Records
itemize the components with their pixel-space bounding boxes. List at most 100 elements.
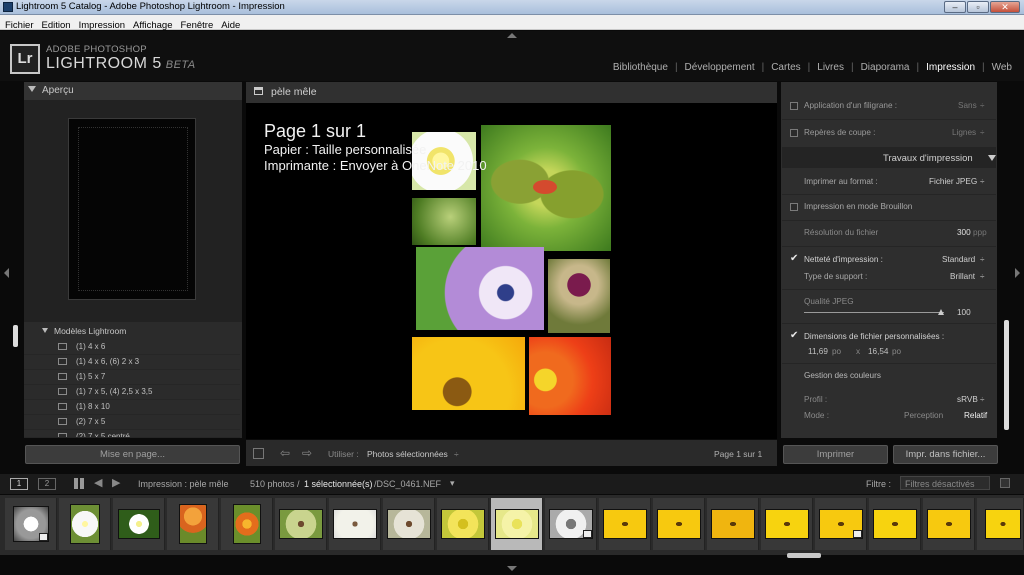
- template-item[interactable]: (1) 7 x 5, (4) 2,5 x 3,5: [24, 385, 240, 400]
- prev-page-arrow-icon[interactable]: ⇦: [280, 446, 290, 460]
- filmstrip-thumbnail[interactable]: [657, 509, 701, 539]
- custom-dimensions-checkbox[interactable]: ✔: [790, 330, 798, 341]
- filmstrip-cell[interactable]: [653, 498, 705, 550]
- filmstrip-cell[interactable]: [5, 498, 57, 550]
- filmstrip-thumbnail[interactable]: [603, 509, 647, 539]
- crop-marks-value[interactable]: Lignes: [952, 128, 976, 137]
- template-item[interactable]: (1) 4 x 6, (6) 2 x 3: [24, 355, 240, 370]
- filename-dropdown-arrow-icon[interactable]: ▾: [450, 478, 455, 489]
- filmstrip-thumbnail[interactable]: [711, 509, 755, 539]
- filmstrip-thumbnail[interactable]: [873, 509, 917, 539]
- module-impression[interactable]: Impression: [926, 62, 975, 73]
- photo-green-stem[interactable]: [412, 198, 476, 245]
- draft-mode-checkbox[interactable]: [790, 203, 798, 211]
- photo-green-bud[interactable]: [481, 125, 611, 251]
- print-to-file-button[interactable]: Impr. dans fichier...: [893, 445, 998, 464]
- screen-1-button[interactable]: 1: [10, 478, 28, 490]
- next-page-arrow-icon[interactable]: ⇨: [302, 446, 312, 460]
- back-arrow-icon[interactable]: ◀: [94, 476, 102, 489]
- module-bibliotheque[interactable]: Bibliothèque: [613, 62, 668, 73]
- crop-marks-dropdown-arrow-icon[interactable]: ÷: [980, 128, 985, 137]
- filmstrip-thumbnail[interactable]: [118, 509, 160, 539]
- filter-dropdown[interactable]: Filtres désactivés: [900, 476, 990, 490]
- filmstrip-cell[interactable]: [815, 498, 867, 550]
- media-type-value[interactable]: Brillant: [950, 272, 975, 281]
- sharpening-dropdown-arrow-icon[interactable]: ÷: [980, 255, 985, 264]
- jpeg-quality-slider-thumb[interactable]: [938, 309, 945, 315]
- module-cartes[interactable]: Cartes: [771, 62, 800, 73]
- filmstrip-cell[interactable]: [545, 498, 597, 550]
- filmstrip-cell[interactable]: [329, 498, 381, 550]
- use-dropdown-arrow-icon[interactable]: ÷: [454, 449, 459, 459]
- right-panel-scrollbar[interactable]: [1004, 320, 1009, 430]
- maximize-button[interactable]: ▫: [967, 1, 989, 13]
- filmstrip-cell[interactable]: [275, 498, 327, 550]
- photo-red-poppy[interactable]: [529, 337, 611, 415]
- filmstrip-cell[interactable]: [923, 498, 975, 550]
- left-panel-scrollbar[interactable]: [13, 325, 18, 347]
- crop-marks-checkbox[interactable]: [790, 129, 798, 137]
- dimension-height[interactable]: 16,54: [868, 347, 889, 356]
- filmstrip-cell[interactable]: [59, 498, 111, 550]
- print-to-dropdown-arrow-icon[interactable]: ÷: [980, 177, 985, 186]
- watermark-checkbox[interactable]: [790, 102, 798, 110]
- menu-impression[interactable]: Impression: [74, 18, 128, 31]
- collapse-top-arrow-icon[interactable]: [507, 33, 517, 38]
- screen-2-button[interactable]: 2: [38, 478, 56, 490]
- filmstrip-scrollbar[interactable]: [787, 553, 821, 558]
- grid-view-icon[interactable]: [74, 478, 85, 489]
- filmstrip-cell[interactable]: [869, 498, 921, 550]
- collapse-right-arrow-icon[interactable]: [1015, 268, 1020, 278]
- filmstrip-thumbnail[interactable]: [70, 504, 100, 544]
- filmstrip-thumbnail[interactable]: [765, 509, 809, 539]
- photo-yellow-flower[interactable]: [412, 337, 525, 410]
- filmstrip-thumbnail[interactable]: [333, 509, 377, 539]
- filmstrip-cell[interactable]: [599, 498, 651, 550]
- template-item[interactable]: (1) 4 x 6: [24, 340, 240, 355]
- template-item[interactable]: (1) 8 x 10: [24, 400, 240, 415]
- watermark-dropdown-arrow-icon[interactable]: ÷: [980, 101, 985, 110]
- media-type-dropdown-arrow-icon[interactable]: ÷: [980, 272, 985, 281]
- filmstrip-cell[interactable]: [437, 498, 489, 550]
- module-livres[interactable]: Livres: [817, 62, 844, 73]
- filter-lock-icon[interactable]: [1000, 478, 1010, 488]
- template-item[interactable]: (2) 7 x 5 centré: [24, 430, 240, 438]
- menu-edition[interactable]: Edition: [37, 18, 74, 31]
- menu-fichier[interactable]: Fichier: [0, 18, 37, 31]
- filmstrip-cell[interactable]: [761, 498, 813, 550]
- preview-panel-header[interactable]: Aperçu: [24, 82, 242, 100]
- profile-value[interactable]: sRVB: [957, 395, 978, 404]
- filmstrip-cell[interactable]: [113, 498, 165, 550]
- menu-affichage[interactable]: Affichage: [128, 18, 175, 31]
- filmstrip-thumbnail[interactable]: [387, 509, 431, 539]
- filmstrip-cell[interactable]: [167, 498, 219, 550]
- filmstrip-thumbnail[interactable]: [279, 509, 323, 539]
- menu-fenetre[interactable]: Fenêtre: [176, 18, 217, 31]
- filmstrip-cell[interactable]: [977, 498, 1024, 550]
- sharpening-value[interactable]: Standard: [942, 255, 975, 264]
- filmstrip-thumbnail[interactable]: [927, 509, 971, 539]
- filmstrip-thumbnail[interactable]: [233, 504, 261, 544]
- filmstrip-thumbnail[interactable]: [179, 504, 207, 544]
- template-item[interactable]: (1) 5 x 7: [24, 370, 240, 385]
- filmstrip-source[interactable]: Impression : pèle mêle: [138, 479, 229, 489]
- page-select-checkbox[interactable]: [253, 448, 264, 459]
- filmstrip-thumbnail[interactable]: [441, 509, 485, 539]
- print-to-value[interactable]: Fichier JPEG: [929, 177, 977, 186]
- watermark-value[interactable]: Sans: [958, 101, 977, 110]
- filmstrip-thumbnail[interactable]: [985, 509, 1021, 539]
- menu-aide[interactable]: Aide: [216, 18, 243, 31]
- module-web[interactable]: Web: [992, 62, 1012, 73]
- collapse-left-arrow-icon[interactable]: [4, 268, 9, 278]
- filmstrip-thumbnail[interactable]: [495, 509, 539, 539]
- profile-dropdown-arrow-icon[interactable]: ÷: [980, 395, 985, 404]
- template-item[interactable]: (2) 7 x 5: [24, 415, 240, 430]
- filmstrip-cell[interactable]: [383, 498, 435, 550]
- forward-arrow-icon[interactable]: ▶: [112, 476, 120, 489]
- use-dropdown[interactable]: Photos sélectionnées: [367, 449, 448, 459]
- sharpening-checkbox[interactable]: ✔: [790, 253, 798, 264]
- filmstrip-cell[interactable]: [707, 498, 759, 550]
- filmstrip-cell[interactable]: [491, 498, 543, 550]
- dimension-width[interactable]: 11,69: [808, 347, 828, 356]
- filmstrip-cell[interactable]: [221, 498, 273, 550]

■ Aim of the exercise ■
Copy out the lines of the listing above, from the line containing "- template-item[interactable]: (1) 7" through the line containing "- filmstrip-cell[interactable]: [653, 498, 705, 550]", both included.

■ Correct answer ■
- template-item[interactable]: (1) 7 x 5, (4) 2,5 x 3,5: [24, 385, 240, 400]
- prev-page-arrow-icon[interactable]: ⇦: [280, 446, 290, 460]
- filmstrip-thumbnail[interactable]: [657, 509, 701, 539]
- custom-dimensions-checkbox[interactable]: ✔: [790, 330, 798, 341]
- filmstrip-cell[interactable]: [653, 498, 705, 550]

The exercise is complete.